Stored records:
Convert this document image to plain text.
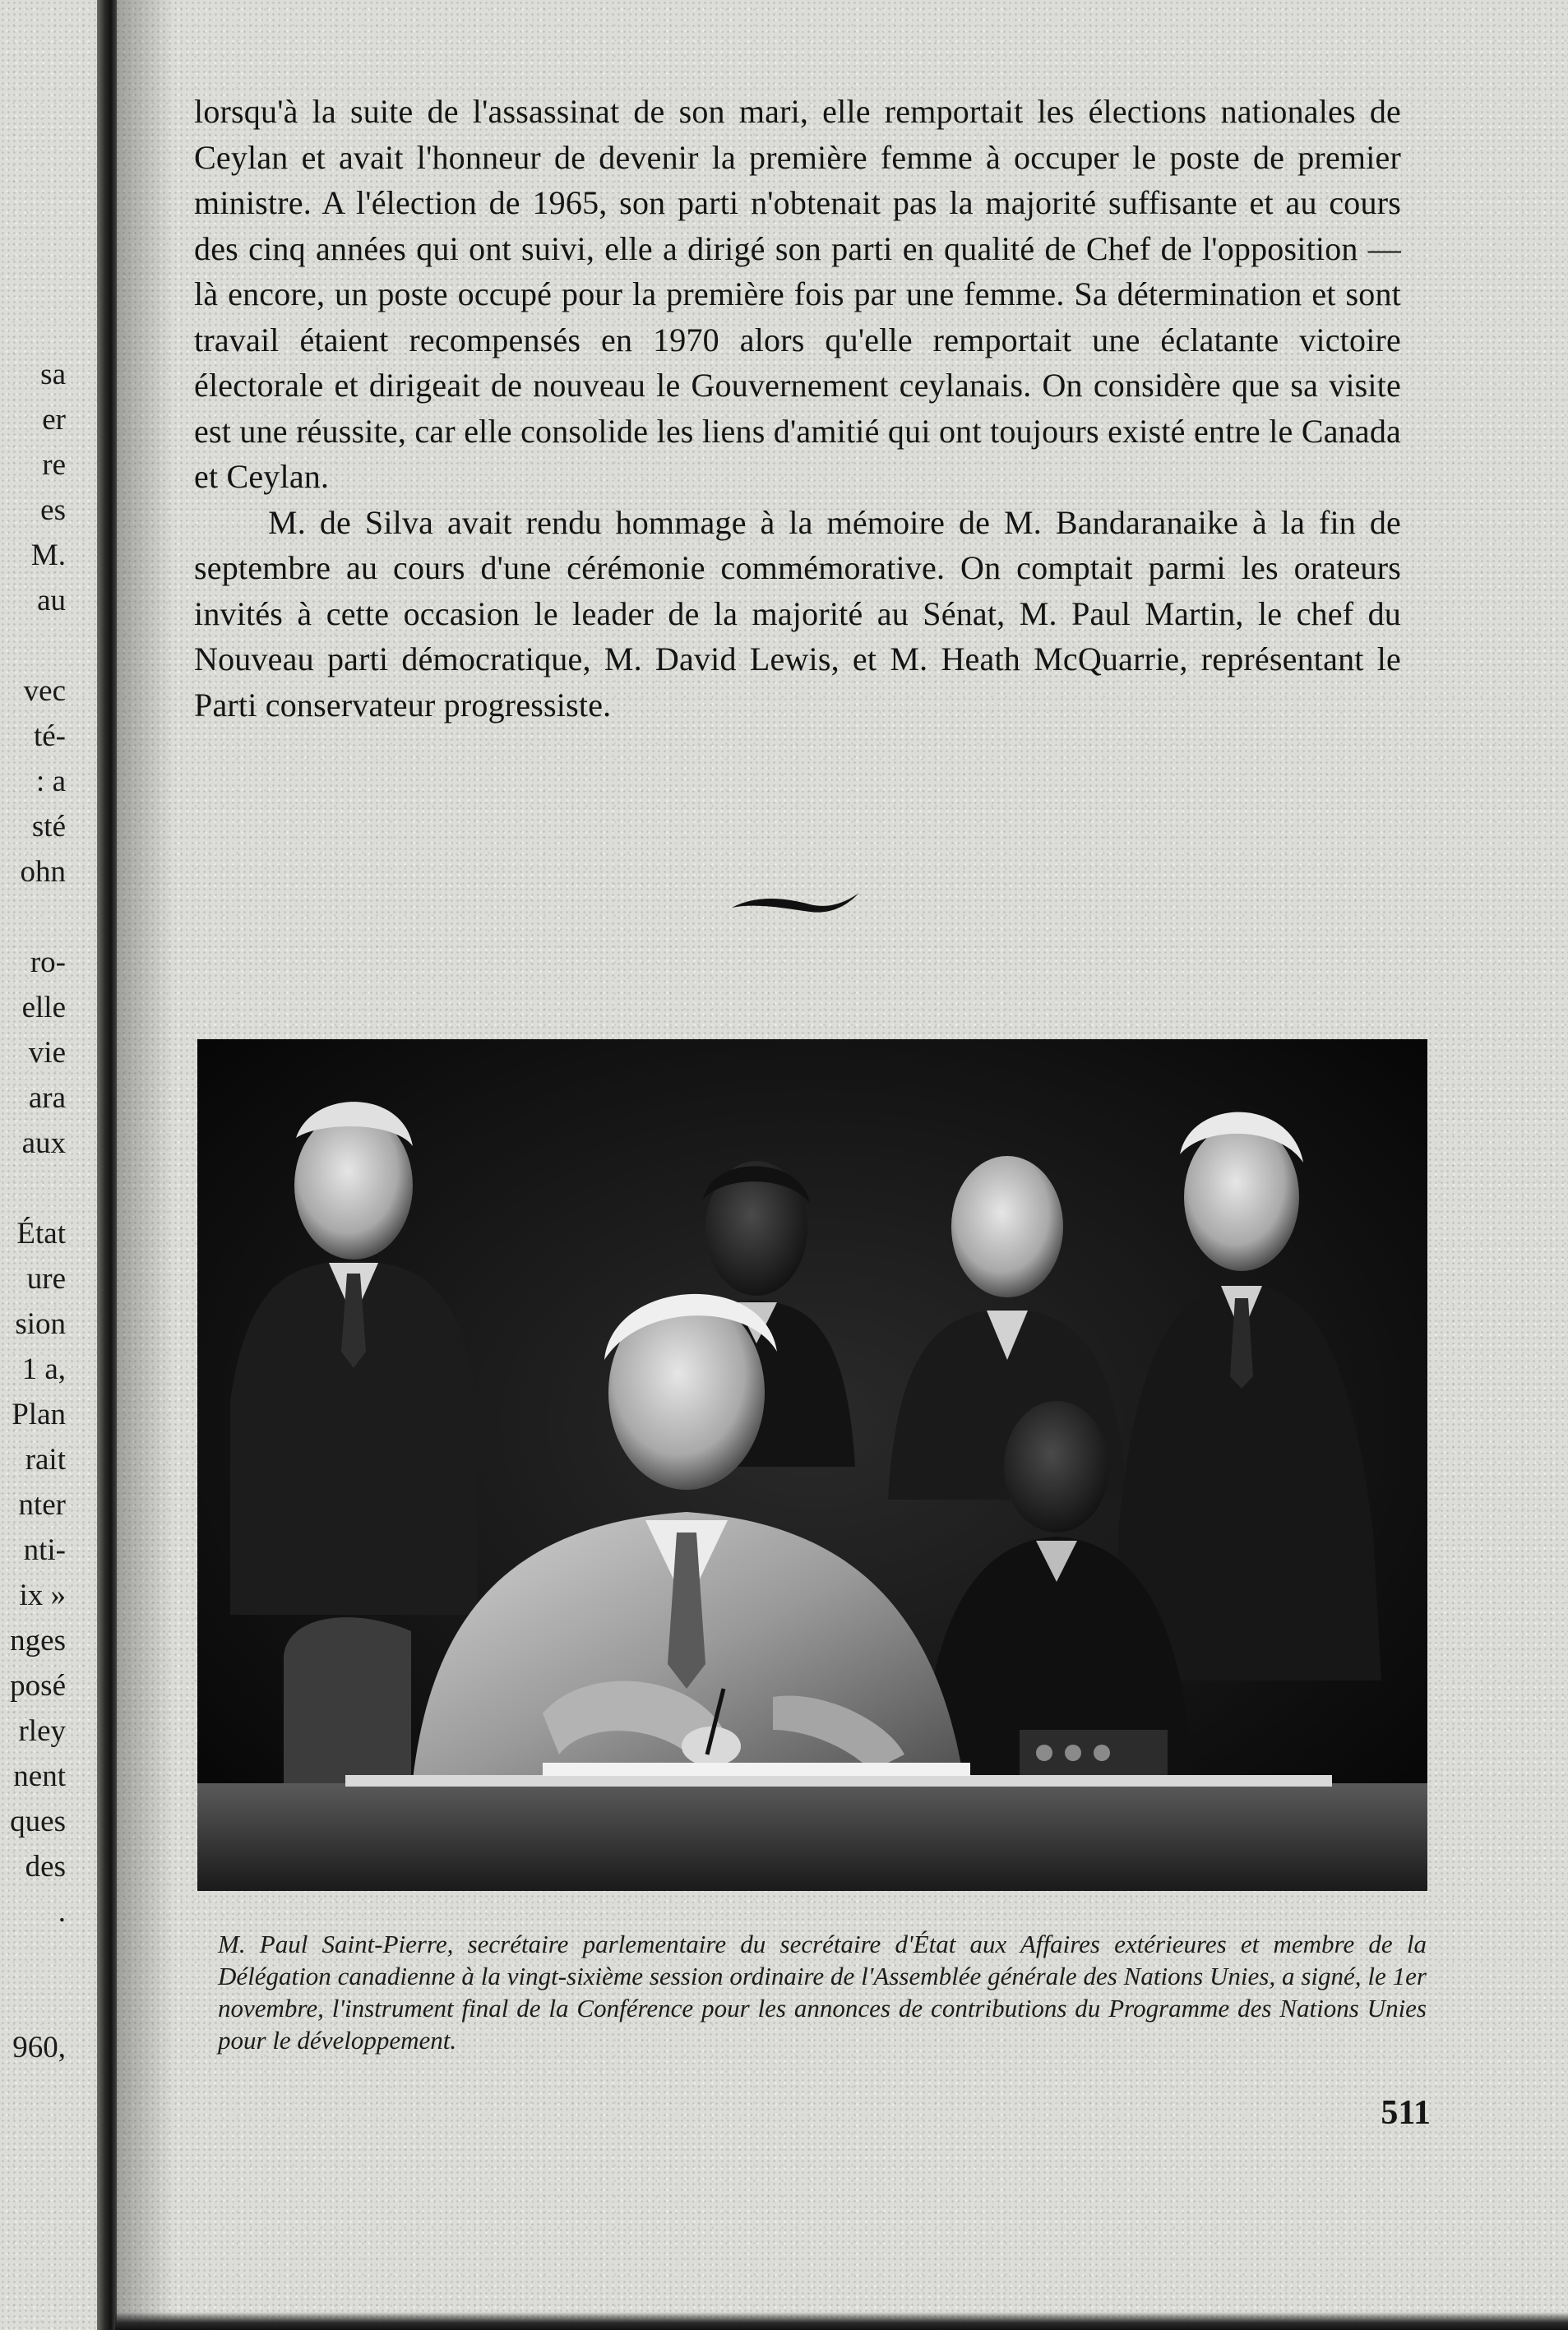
sa
er
re
es
M.
au
vec
té-
: a
sté
ohn
ro-
elle
vie
ara
aux
État
ure
sion
1 a,
Plan
rait
nter
nti-
ix »
nges
posé
rley
nent
ques
des
.
960,

lorsqu'à la suite de l'assassinat de son mari, elle remportait les élections nationales de Ceylan et avait l'honneur de devenir la première femme à occuper le poste de premier ministre. A l'élection de 1965, son parti n'obtenait pas la majorité suffisante et au cours des cinq années qui ont suivi, elle a dirigé son parti en qualité de Chef de l'opposition — là encore, un poste occupé pour la première fois par une femme. Sa détermination et sont travail étaient recompensés en 1970 alors qu'elle remportait une éclatante victoire électorale et dirigeait de nouveau le Gouvernement ceylanais. On considère que sa visite est une réussite, car elle consolide les liens d'amitié qui ont toujours existé entre le Canada et Ceylan.

M. de Silva avait rendu hommage à la mémoire de M. Bandaranaike à la fin de septembre au cours d'une cérémonie commémorative. On comptait parmi les orateurs invités à cette occasion le leader de la majorité au Sénat, M. Paul Martin, le chef du Nouveau parti démocratique, M. David Lewis, et M. Heath McQuarrie, représentant le Parti conservateur progressiste.

M. Paul Saint-Pierre, secrétaire parlementaire du secrétaire d'État aux Affaires extérieures et membre de la Délégation canadienne à la vingt-sixième session ordinaire de l'Assemblée générale des Nations Unies, a signé, le 1er novembre, l'instrument final de la Conférence pour les annonces de contributions du Programme des Nations Unies pour le développement.
511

> YOUR TASK: Using the material above, set down every line exactly, but skip the pictures.

> RESULT OF THE TASK:
Convert this document image to plain text.
sa
er
re
es
M.
au
vec
té-
: a
sté
ohn
ro-
elle
vie
ara
aux
État
ure
sion
1 a,
Plan
rait
nter
nti-
ix »
nges
posé
rley
nent
ques
des
.
960,

lorsqu'à la suite de l'assassinat de son mari, elle remportait les élections nationales de Ceylan et avait l'honneur de devenir la première femme à occuper le poste de premier ministre. A l'élection de 1965, son parti n'obtenait pas la majorité suffisante et au cours des cinq années qui ont suivi, elle a dirigé son parti en qualité de Chef de l'opposition — là encore, un poste occupé pour la première fois par une femme. Sa détermination et sont travail étaient recompensés en 1970 alors qu'elle remportait une éclatante victoire électorale et dirigeait de nouveau le Gouvernement ceylanais. On considère que sa visite est une réussite, car elle consolide les liens d'amitié qui ont toujours existé entre le Canada et Ceylan.

M. de Silva avait rendu hommage à la mémoire de M. Bandaranaike à la fin de septembre au cours d'une cérémonie commémorative. On comptait parmi les orateurs invités à cette occasion le leader de la majorité au Sénat, M. Paul Martin, le chef du Nouveau parti démocratique, M. David Lewis, et M. Heath McQuarrie, représentant le Parti conservateur progressiste.

M. Paul Saint-Pierre, secrétaire parlementaire du secrétaire d'État aux Affaires extérieures et membre de la Délégation canadienne à la vingt-sixième session ordinaire de l'Assemblée générale des Nations Unies, a signé, le 1er novembre, l'instrument final de la Conférence pour les annonces de contributions du Programme des Nations Unies pour le développement.
511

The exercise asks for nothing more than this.